Entries supplied:
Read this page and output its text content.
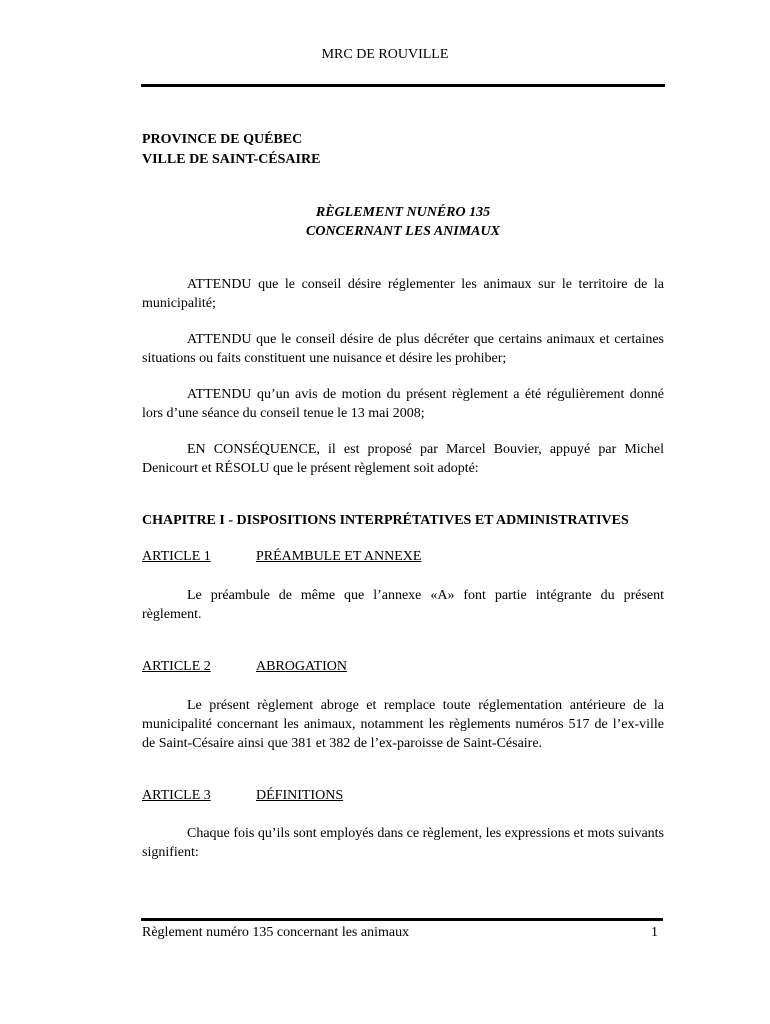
MRC DE ROUVILLE
PROVINCE DE QUÉBEC
VILLE DE SAINT-CÉSAIRE
RÈGLEMENT NUNÉRO 135
CONCERNANT LES ANIMAUX
ATTENDU que le conseil désire réglementer les animaux sur le territoire de la municipalité;
ATTENDU que le conseil désire de plus décréter que certains animaux et certaines situations ou faits constituent une nuisance et désire les prohiber;
ATTENDU qu’un avis de motion du présent règlement a été régulièrement donné lors d’une séance du conseil tenue le 13 mai 2008;
EN CONSÉQUENCE, il est proposé par Marcel Bouvier, appuyé par Michel Denicourt et RÉSOLU que le présent règlement soit adopté:
CHAPITRE I - DISPOSITIONS INTERPRÉTATIVES ET ADMINISTRATIVES
ARTICLE 1	PRÉAMBULE ET ANNEXE
Le préambule de même que l’annexe «A» font partie intégrante du présent règlement.
ARTICLE 2	ABROGATION
Le présent règlement abroge et remplace toute réglementation antérieure de la municipalité concernant les animaux, notamment les règlements numéros 517 de l’ex-ville de Saint-Césaire ainsi que 381 et 382 de l’ex-paroisse de Saint-Césaire.
ARTICLE 3	DÉFINITIONS
Chaque fois qu’ils sont employés dans ce règlement, les expressions et mots suivants signifient:
Règlement numéro 135 concernant les animaux	1
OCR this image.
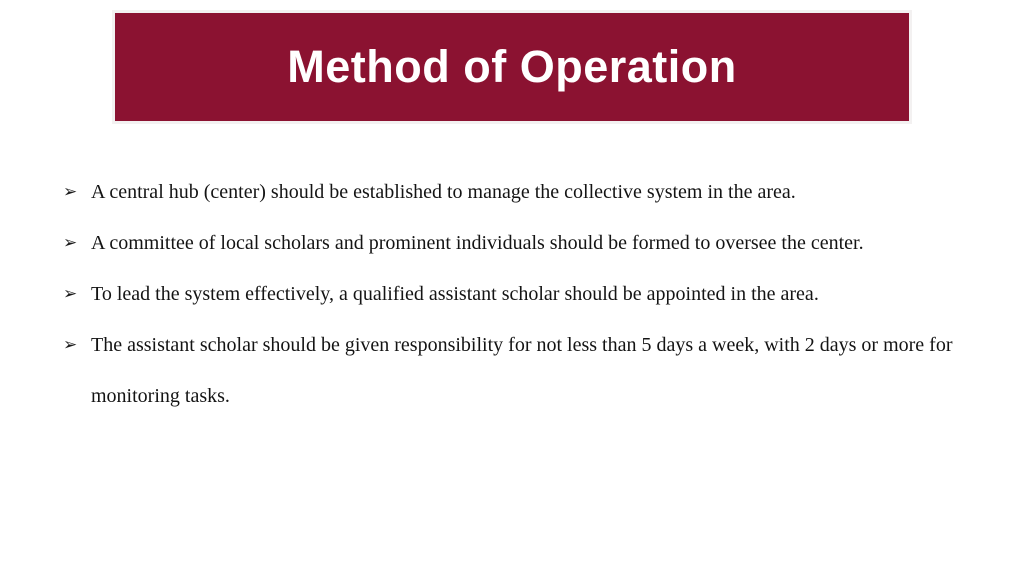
Method of Operation
➢ A central hub (center) should be established to manage the collective system in the area.
➢ A committee of local scholars and prominent individuals should be formed to oversee the center.
➢ To lead the system effectively, a qualified assistant scholar should be appointed in the area.
➢ The assistant scholar should be given responsibility for not less than 5 days a week, with 2 days or more for monitoring tasks.
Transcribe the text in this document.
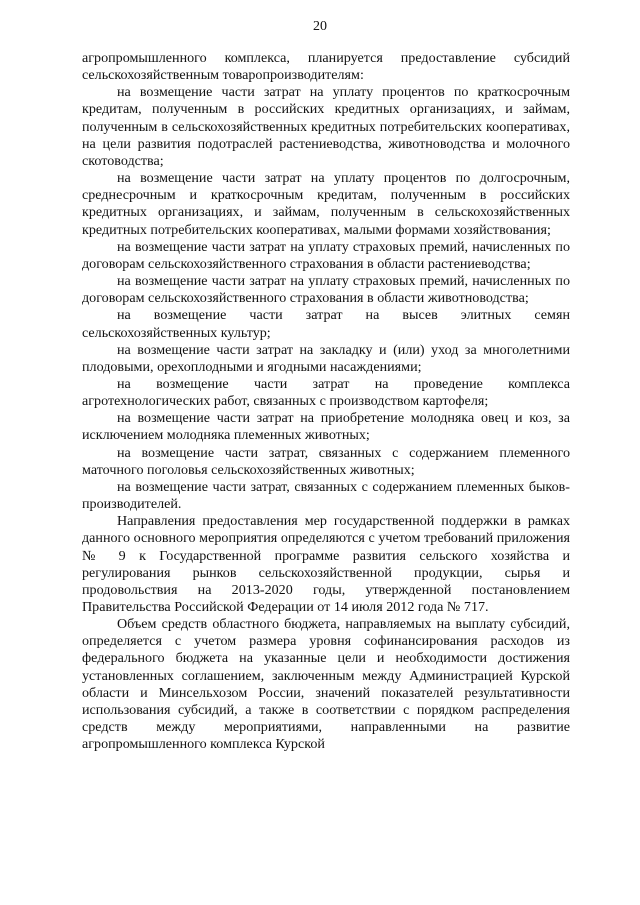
20

агропромышленного комплекса, планируется предоставление субсидий сельскохозяйственным товаропроизводителям:

на возмещение части затрат на уплату процентов по краткосрочным кредитам, полученным в российских кредитных организациях, и займам, полученным в сельскохозяйственных кредитных потребительских кооперативах, на цели развития подотраслей растениеводства, животноводства и молочного скотоводства;

на возмещение части затрат на уплату процентов по долгосрочным, среднесрочным и краткосрочным кредитам, полученным в российских кредитных организациях, и займам, полученным в сельскохозяйственных кредитных потребительских кооперативах, малыми формами хозяйствования;

на возмещение части затрат на уплату страховых премий, начисленных по договорам сельскохозяйственного страхования в области растениеводства;

на возмещение части затрат на уплату страховых премий, начисленных по договорам сельскохозяйственного страхования в области животноводства;

на возмещение части затрат на высев элитных семян сельскохозяйственных культур;

на возмещение части затрат на закладку и (или) уход за многолетними плодовыми, орехоплодными и ягодными насаждениями;

на возмещение части затрат на проведение комплекса агротехнологических работ, связанных с производством картофеля;

на возмещение части затрат на приобретение молодняка овец и коз, за исключением молодняка племенных животных;

на возмещение части затрат, связанных с содержанием племенного маточного поголовья сельскохозяйственных животных;

на возмещение части затрат, связанных с содержанием племенных быков-производителей.

Направления предоставления мер государственной поддержки в рамках данного основного мероприятия определяются с учетом требований приложения № 9 к Государственной программе развития сельского хозяйства и регулирования рынков сельскохозяйственной продукции, сырья и продовольствия на 2013-2020 годы, утвержденной постановлением Правительства Российской Федерации от 14 июля 2012 года № 717.

Объем средств областного бюджета, направляемых на выплату субсидий, определяется с учетом размера уровня софинансирования расходов из федерального бюджета на указанные цели и необходимости достижения установленных соглашением, заключенным между Администрацией Курской области и Минсельхозом России, значений показателей результативности использования субсидий, а также в соответствии с порядком распределения средств между мероприятиями, направленными на развитие агропромышленного комплекса Курской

Request: Print out the material word for word, omitting the pictures.

Answer to the task:
Read this page and output its text content.
MRC DE ROUVILLE
PROVINCE DE QUÉBEC
VILLE DE SAINT-CÉSAIRE
RÈGLEMENT NUNÉRO 135
CONCERNANT LES ANIMAUX
ATTENDU que le conseil désire réglementer les animaux sur le territoire de la municipalité;
ATTENDU que le conseil désire de plus décréter que certains animaux et certaines situations ou faits constituent une nuisance et désire les prohiber;
ATTENDU qu’un avis de motion du présent règlement a été régulièrement donné lors d’une séance du conseil tenue le 13 mai 2008;
EN CONSÉQUENCE, il est proposé par Marcel Bouvier, appuyé par Michel Denicourt et RÉSOLU que le présent règlement soit adopté:
CHAPITRE I - DISPOSITIONS INTERPRÉTATIVES ET ADMINISTRATIVES
ARTICLE 1	PRÉAMBULE ET ANNEXE
Le préambule de même que l’annexe «A» font partie intégrante du présent règlement.
ARTICLE 2	ABROGATION
Le présent règlement abroge et remplace toute réglementation antérieure de la municipalité concernant les animaux, notamment les règlements numéros 517 de l’ex-ville de Saint-Césaire ainsi que 381 et 382 de l’ex-paroisse de Saint-Césaire.
ARTICLE 3	DÉFINITIONS
Chaque fois qu’ils sont employés dans ce règlement, les expressions et mots suivants signifient:
Règlement numéro 135 concernant les animaux	1
OCR this image.
Method of Operation
➢ A central hub (center) should be established to manage the collective system in the area.
➢ A committee of local scholars and prominent individuals should be formed to oversee the center.
➢ To lead the system effectively, a qualified assistant scholar should be appointed in the area.
➢ The assistant scholar should be given responsibility for not less than 5 days a week, with 2 days or more for monitoring tasks.
Transcribe the text in this document.
20

агропромышленного комплекса, планируется предоставление субсидий сельскохозяйственным товаропроизводителям:

на возмещение части затрат на уплату процентов по краткосрочным кредитам, полученным в российских кредитных организациях, и займам, полученным в сельскохозяйственных кредитных потребительских кооперативах, на цели развития подотраслей растениеводства, животноводства и молочного скотоводства;

на возмещение части затрат на уплату процентов по долгосрочным, среднесрочным и краткосрочным кредитам, полученным в российских кредитных организациях, и займам, полученным в сельскохозяйственных кредитных потребительских кооперативах, малыми формами хозяйствования;

на возмещение части затрат на уплату страховых премий, начисленных по договорам сельскохозяйственного страхования в области растениеводства;

на возмещение части затрат на уплату страховых премий, начисленных по договорам сельскохозяйственного страхования в области животноводства;

на возмещение части затрат на высев элитных семян сельскохозяйственных культур;

на возмещение части затрат на закладку и (или) уход за многолетними плодовыми, орехоплодными и ягодными насаждениями;

на возмещение части затрат на проведение комплекса агротехнологических работ, связанных с производством картофеля;

на возмещение части затрат на приобретение молодняка овец и коз, за исключением молодняка племенных животных;

на возмещение части затрат, связанных с содержанием племенного маточного поголовья сельскохозяйственных животных;

на возмещение части затрат, связанных с содержанием племенных быков-производителей.

Направления предоставления мер государственной поддержки в рамках данного основного мероприятия определяются с учетом требований приложения № 9 к Государственной программе развития сельского хозяйства и регулирования рынков сельскохозяйственной продукции, сырья и продовольствия на 2013-2020 годы, утвержденной постановлением Правительства Российской Федерации от 14 июля 2012 года № 717.

Объем средств областного бюджета, направляемых на выплату субсидий, определяется с учетом размера уровня софинансирования расходов из федерального бюджета на указанные цели и необходимости достижения установленных соглашением, заключенным между Администрацией Курской области и Минсельхозом России, значений показателей результативности использования субсидий, а также в соответствии с порядком распределения средств между мероприятиями, направленными на развитие агропромышленного комплекса Курской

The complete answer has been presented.